▶ [Task input]
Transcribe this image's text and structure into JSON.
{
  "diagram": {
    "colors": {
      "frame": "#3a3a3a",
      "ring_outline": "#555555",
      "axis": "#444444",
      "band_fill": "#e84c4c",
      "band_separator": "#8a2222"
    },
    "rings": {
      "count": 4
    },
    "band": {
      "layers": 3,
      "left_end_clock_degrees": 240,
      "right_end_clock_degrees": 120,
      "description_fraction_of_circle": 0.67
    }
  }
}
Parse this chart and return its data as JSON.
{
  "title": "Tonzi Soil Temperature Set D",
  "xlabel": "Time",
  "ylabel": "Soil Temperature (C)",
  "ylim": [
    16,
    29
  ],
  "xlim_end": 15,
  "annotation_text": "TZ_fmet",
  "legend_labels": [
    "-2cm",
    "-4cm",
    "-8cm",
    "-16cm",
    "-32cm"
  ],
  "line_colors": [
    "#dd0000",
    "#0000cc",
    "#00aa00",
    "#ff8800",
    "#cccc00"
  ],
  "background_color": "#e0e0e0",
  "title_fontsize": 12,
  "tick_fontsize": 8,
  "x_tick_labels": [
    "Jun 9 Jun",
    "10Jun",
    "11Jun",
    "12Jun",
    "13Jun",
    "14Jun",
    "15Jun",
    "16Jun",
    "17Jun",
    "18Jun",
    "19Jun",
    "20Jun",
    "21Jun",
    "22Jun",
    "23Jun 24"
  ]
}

▶ [Exercise brief]
Your task is to reproduce the whole listing exactly.

▶ [Response below]
Transcribe this image's text and structure into JSON.
{
  "diagram": {
    "colors": {
      "frame": "#3a3a3a",
      "ring_outline": "#555555",
      "axis": "#444444",
      "band_fill": "#e84c4c",
      "band_separator": "#8a2222"
    },
    "rings": {
      "count": 4
    },
    "band": {
      "layers": 3,
      "left_end_clock_degrees": 240,
      "right_end_clock_degrees": 120,
      "description_fraction_of_circle": 0.67
    }
  }
}
Parse this chart and return its data as JSON.
{
  "title": "Tonzi Soil Temperature Set D",
  "xlabel": "Time",
  "ylabel": "Soil Temperature (C)",
  "ylim": [
    16,
    29
  ],
  "xlim_end": 15,
  "annotation_text": "TZ_fmet",
  "legend_labels": [
    "-2cm",
    "-4cm",
    "-8cm",
    "-16cm",
    "-32cm"
  ],
  "line_colors": [
    "#dd0000",
    "#0000cc",
    "#00aa00",
    "#ff8800",
    "#cccc00"
  ],
  "background_color": "#e0e0e0",
  "title_fontsize": 12,
  "tick_fontsize": 8,
  "x_tick_labels": [
    "Jun 9 Jun",
    "10Jun",
    "11Jun",
    "12Jun",
    "13Jun",
    "14Jun",
    "15Jun",
    "16Jun",
    "17Jun",
    "18Jun",
    "19Jun",
    "20Jun",
    "21Jun",
    "22Jun",
    "23Jun 24"
  ]
}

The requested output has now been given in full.